• Given request: List the lines of this listing that hold the word "かずのすけ".

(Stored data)
━━━━━━━━━━━━━━━━━━━━

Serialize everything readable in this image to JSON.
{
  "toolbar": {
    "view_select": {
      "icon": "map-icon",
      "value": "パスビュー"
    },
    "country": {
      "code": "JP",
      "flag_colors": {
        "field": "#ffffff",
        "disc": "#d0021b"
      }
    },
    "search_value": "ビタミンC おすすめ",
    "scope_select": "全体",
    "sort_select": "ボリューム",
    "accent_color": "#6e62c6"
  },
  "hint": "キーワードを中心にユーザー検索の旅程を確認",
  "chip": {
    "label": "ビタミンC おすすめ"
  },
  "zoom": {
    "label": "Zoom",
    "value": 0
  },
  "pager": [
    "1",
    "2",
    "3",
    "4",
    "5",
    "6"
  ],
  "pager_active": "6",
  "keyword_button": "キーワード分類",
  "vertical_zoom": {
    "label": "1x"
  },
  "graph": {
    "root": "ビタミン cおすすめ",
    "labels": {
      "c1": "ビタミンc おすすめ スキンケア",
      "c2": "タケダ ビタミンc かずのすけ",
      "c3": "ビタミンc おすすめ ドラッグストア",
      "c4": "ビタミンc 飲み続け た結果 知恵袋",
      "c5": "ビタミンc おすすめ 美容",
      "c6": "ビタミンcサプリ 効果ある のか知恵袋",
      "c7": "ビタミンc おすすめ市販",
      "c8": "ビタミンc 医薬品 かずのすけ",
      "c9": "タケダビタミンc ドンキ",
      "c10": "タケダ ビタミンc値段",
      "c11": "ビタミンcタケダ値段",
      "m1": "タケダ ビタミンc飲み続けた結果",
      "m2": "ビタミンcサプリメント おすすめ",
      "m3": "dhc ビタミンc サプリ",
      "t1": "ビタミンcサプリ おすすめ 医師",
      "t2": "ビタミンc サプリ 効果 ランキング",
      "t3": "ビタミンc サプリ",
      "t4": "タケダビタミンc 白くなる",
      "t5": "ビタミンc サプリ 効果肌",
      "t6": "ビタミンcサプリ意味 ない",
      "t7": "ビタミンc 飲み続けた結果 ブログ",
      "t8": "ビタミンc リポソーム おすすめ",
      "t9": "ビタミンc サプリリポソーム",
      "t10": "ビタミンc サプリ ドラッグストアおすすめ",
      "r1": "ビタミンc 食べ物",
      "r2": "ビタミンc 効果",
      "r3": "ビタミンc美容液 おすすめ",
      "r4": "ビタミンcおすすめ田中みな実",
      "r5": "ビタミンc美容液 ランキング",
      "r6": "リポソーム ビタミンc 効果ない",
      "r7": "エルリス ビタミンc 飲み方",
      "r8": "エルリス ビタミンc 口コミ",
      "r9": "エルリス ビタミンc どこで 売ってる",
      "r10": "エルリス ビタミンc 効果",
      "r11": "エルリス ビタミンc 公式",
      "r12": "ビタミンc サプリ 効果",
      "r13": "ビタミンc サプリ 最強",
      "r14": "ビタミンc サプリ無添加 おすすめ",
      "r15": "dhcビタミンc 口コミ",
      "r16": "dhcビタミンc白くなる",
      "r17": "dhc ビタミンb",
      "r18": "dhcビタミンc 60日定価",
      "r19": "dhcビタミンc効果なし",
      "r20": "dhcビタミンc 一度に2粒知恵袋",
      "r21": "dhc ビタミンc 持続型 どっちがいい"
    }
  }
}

━━━━━━━━━━━━━━━━━━━━

• Result for this task:
      "c2": "タケダ ビタミンc かずのすけ",
      "c8": "ビタミンc 医薬品 かずのすけ",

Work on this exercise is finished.